■ Stated problem ■
Tally up how many lines in the listing below contain the string "this", and give only the total.

Extracted records
※ ※ ※

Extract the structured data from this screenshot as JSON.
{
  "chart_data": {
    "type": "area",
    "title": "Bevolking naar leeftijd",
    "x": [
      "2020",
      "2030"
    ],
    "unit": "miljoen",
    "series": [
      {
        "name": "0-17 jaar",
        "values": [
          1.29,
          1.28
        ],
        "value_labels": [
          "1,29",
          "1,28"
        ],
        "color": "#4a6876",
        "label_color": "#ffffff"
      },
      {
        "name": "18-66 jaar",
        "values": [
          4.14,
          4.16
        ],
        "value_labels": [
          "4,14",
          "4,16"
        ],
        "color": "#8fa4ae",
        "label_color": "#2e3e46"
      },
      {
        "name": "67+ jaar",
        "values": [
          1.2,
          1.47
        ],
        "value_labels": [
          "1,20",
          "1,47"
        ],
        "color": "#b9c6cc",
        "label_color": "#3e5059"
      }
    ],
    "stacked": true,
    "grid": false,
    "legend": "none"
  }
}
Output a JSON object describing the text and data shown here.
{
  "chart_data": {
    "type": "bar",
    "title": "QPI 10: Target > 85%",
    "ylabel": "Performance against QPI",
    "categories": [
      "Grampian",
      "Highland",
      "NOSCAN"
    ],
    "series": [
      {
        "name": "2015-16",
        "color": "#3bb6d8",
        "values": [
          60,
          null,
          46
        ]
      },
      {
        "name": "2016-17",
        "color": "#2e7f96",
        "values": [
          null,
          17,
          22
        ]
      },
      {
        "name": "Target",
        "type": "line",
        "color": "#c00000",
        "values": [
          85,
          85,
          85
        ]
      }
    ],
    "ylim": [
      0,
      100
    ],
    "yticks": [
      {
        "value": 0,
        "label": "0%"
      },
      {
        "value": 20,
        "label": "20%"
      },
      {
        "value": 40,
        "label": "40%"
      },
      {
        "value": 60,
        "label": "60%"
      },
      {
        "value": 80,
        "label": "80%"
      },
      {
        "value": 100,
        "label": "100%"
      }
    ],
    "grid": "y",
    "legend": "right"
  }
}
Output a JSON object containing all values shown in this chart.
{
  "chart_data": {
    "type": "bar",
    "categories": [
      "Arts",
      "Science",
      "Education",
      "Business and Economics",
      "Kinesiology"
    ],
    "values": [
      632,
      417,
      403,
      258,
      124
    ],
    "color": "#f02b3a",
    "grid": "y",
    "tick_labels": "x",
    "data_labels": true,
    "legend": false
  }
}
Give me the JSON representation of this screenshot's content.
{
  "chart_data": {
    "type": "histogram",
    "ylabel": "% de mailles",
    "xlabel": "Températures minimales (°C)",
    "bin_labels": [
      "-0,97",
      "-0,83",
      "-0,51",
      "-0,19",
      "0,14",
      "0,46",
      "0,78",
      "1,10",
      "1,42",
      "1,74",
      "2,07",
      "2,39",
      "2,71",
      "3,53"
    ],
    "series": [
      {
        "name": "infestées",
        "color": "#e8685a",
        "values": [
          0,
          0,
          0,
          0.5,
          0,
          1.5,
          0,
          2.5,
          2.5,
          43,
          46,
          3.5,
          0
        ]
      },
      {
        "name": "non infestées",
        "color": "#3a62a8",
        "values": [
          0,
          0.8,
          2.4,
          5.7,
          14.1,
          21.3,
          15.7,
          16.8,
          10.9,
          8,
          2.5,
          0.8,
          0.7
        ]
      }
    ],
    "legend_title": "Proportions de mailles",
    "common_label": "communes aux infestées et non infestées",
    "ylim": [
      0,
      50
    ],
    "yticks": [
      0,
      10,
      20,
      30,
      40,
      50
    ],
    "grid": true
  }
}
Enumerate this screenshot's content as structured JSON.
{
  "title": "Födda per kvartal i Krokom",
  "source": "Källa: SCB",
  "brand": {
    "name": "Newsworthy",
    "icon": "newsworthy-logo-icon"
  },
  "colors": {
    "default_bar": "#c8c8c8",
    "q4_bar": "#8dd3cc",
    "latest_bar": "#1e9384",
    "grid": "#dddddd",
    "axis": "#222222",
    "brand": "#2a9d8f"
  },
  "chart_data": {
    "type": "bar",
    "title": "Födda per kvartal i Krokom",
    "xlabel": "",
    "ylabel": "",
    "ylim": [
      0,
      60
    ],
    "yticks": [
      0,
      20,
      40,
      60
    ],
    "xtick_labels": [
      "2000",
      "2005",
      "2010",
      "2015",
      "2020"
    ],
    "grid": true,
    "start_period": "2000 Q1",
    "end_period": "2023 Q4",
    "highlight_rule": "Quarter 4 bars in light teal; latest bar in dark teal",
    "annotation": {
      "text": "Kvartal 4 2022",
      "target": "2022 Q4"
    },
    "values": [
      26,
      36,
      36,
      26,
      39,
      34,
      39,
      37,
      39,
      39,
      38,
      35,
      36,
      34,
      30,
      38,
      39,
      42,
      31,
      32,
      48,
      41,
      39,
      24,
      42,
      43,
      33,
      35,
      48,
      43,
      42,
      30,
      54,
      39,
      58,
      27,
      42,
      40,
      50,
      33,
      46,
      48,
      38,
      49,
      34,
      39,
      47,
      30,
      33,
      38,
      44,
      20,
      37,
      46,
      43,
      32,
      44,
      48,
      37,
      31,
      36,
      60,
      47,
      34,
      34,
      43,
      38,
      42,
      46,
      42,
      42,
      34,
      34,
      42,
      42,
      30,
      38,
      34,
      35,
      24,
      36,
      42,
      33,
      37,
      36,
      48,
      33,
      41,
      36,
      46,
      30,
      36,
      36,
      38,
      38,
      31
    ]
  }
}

※ ※ ※

■ Task result ■
4